Beantworte mit Hilfe der folgenden Textauswahl diese Fragen:
(a) Welche Orte nennt die Textauswahl als bisherige Formen des liebsten Ortes?
(b) Was wünscht sich jeweils der einsame Romantiker und der maskuline Triebhafte?
(c) Welcher Ort ist momentan der einzige Rückzugsort innerhalb der Realität?

*Textauswahl:*
%%
Vor allem mein liebster Ort. Und auch dieser ist flexibel. Denn er war schon Parkbank, war Zugabteil, war Sofa, war Bett, war Dusche oder Badewanne. War von alledem verschiedenste Ausführungen, an verschiedenen Orten. Und war nur Mittel zum Zweck. Denn es war wirkliche Romantik. Mit verschiedenen Gefährtinnen. War, dass ich mit dem Kopf auf ihrem Schoß lag und sie somit vor mir nicht ihr Lachen verbergen konnte. War, das sie mit ihrem Kopf auf meinem Schoß lag, und ich in Augen blicken konnte, die nicht durch mich hindurchgingen. Ihr durch die Haare strich oder mit Handrücken und Fingerkuppen sacht über Stirn und Wange fuhr. War, dass man nebeneinander saß. Nicht wie fremde, sondern wie jene, die schon mehr gegenseitige Nähe erkundeten, als man durch Kleidung überhaupt spüren kann. War, dass man zusammen lag. Mein Arm über ihren Brauch und das Gefühl ihrer Brust in meiner Hand. Und die Körper so nahe, dass ich den Duft ihrer Haare riechen konnte. Die Form der Strähnen sehen, die Fältchen im Mundwinkel, wenn sie grinste. Oder einfach nur noch den Geruch von Sex, wenn sie schlief.
Oft wünscht der einsame Romantiker, dass es seit Jahren einzig mit der einen sein sollte. Der einen Partnerin. Oft wünscht der maskuline Triebhafte, dass es viel häufiger mit den verschiedensten Frauen sein sollte. Und immer weiß ich, dass beide Recht haben. Wer, das ist mir schon lange egal. Denn bei dieser Realität verfluche und bedauere ich jeden Moment, der diese weiterhin rar erscheinen lässt.
Und dennoch, dieses ist die Antwort, die ich auf jenen Aspekt: „Oder aber die Sehnsucht lenkt Euren Blick in die Ferne, an einen bestimmten Ort […]“ geben würde. Der Blick auf die Nähe, in aller Ferne. Sei es in Richtung Vergangenheit oder in Richtung Zukunft.

 
Routiniertes Refugium

Der momentan wirklich einzige Rückzugsort innerhalb der Realität ist das Fitnessstudio. Der Ort, an dem ich kämpfen und gleichermaßen flüchten kann. Vor dieser Existenz, vor dieser Gesellschaft, dem Umfeld, der Stadt, vor mir und dem ganzen Rest.
%%
*Datenauszug:*
%%
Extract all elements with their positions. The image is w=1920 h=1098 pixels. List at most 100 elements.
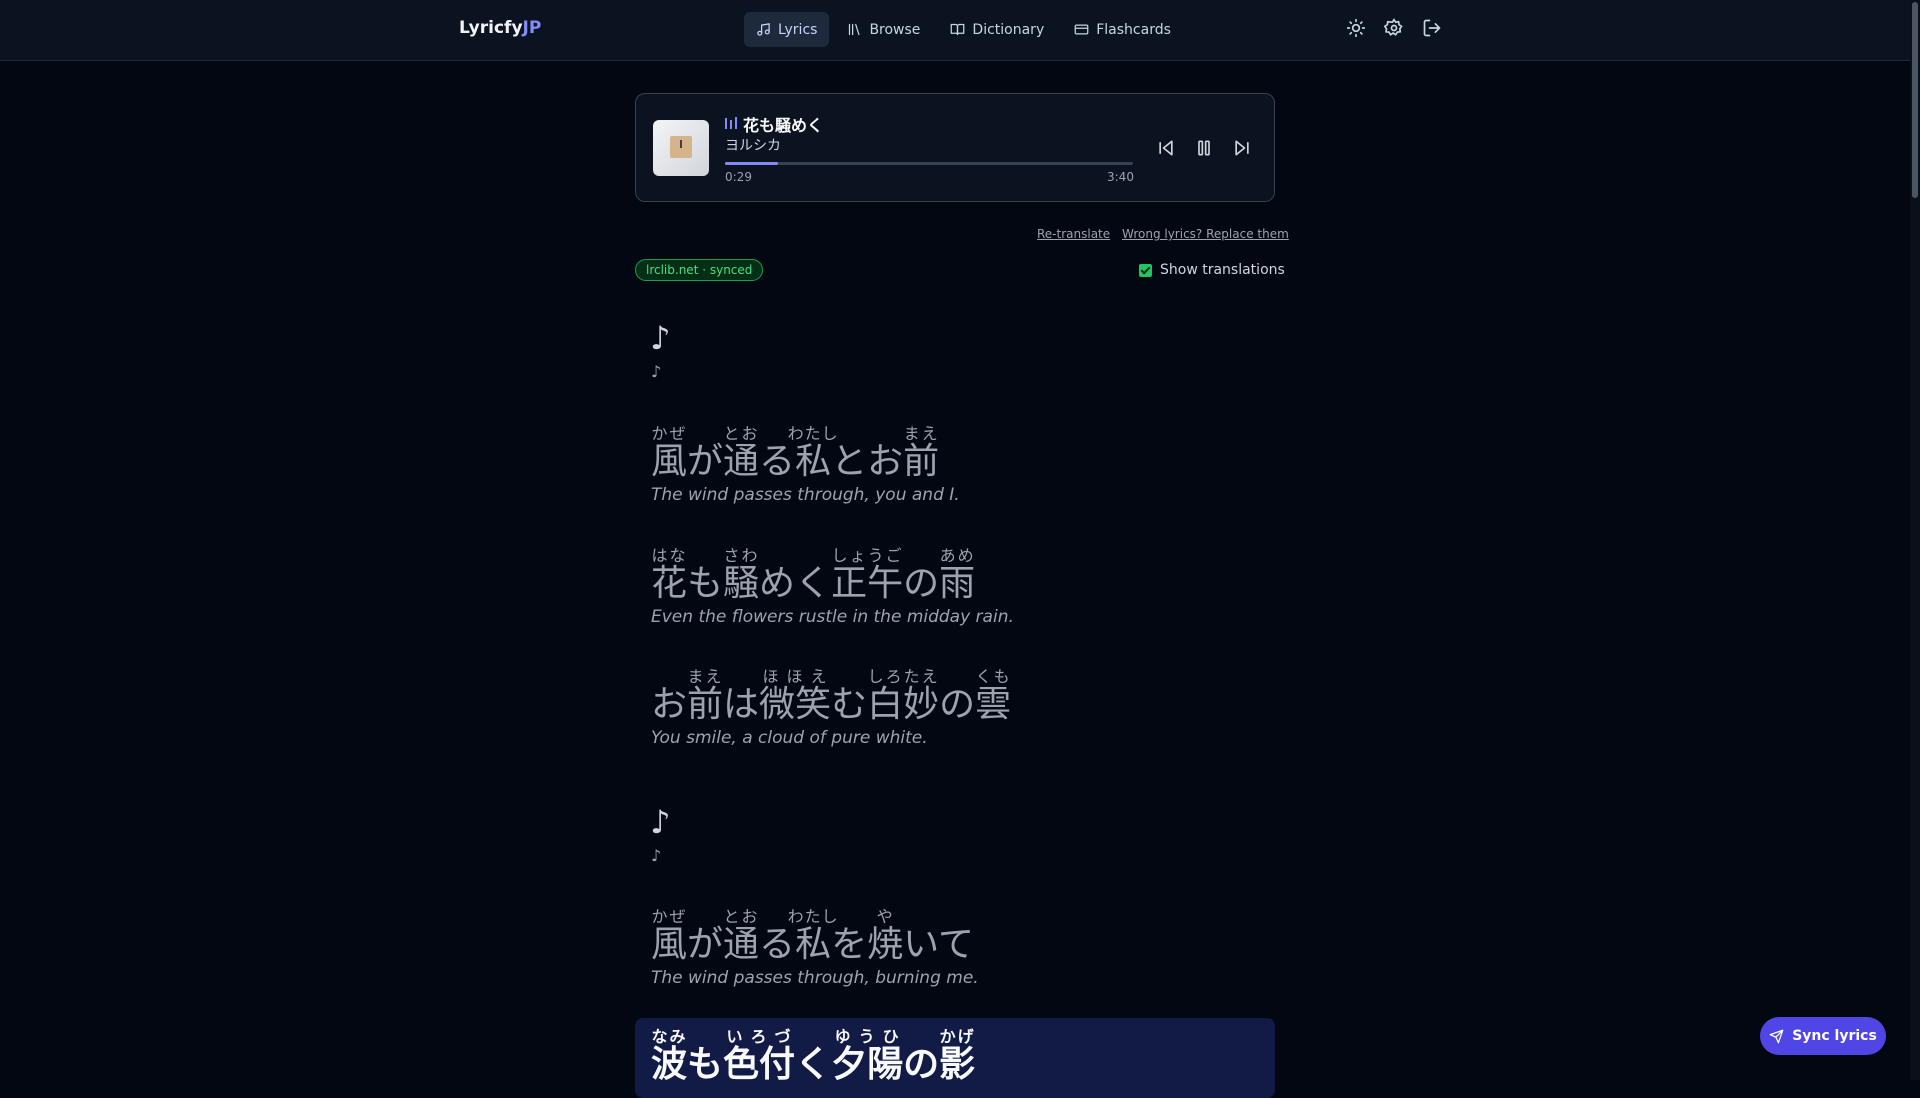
%%
*Endergebnis:*
(a) Parkbank, Zugabteil, Sofa, Bett, Dusche oder Badewanne.
(b) Der einsame Romantiker wünscht sich, dass es seit Jahren einzig mit der einen Partnerin sein sollte. Der maskuline Triebhafte wünscht sich, dass es viel häufiger mit den verschiedensten Frauen sein sollte.
(c) Das Fitnessstudio.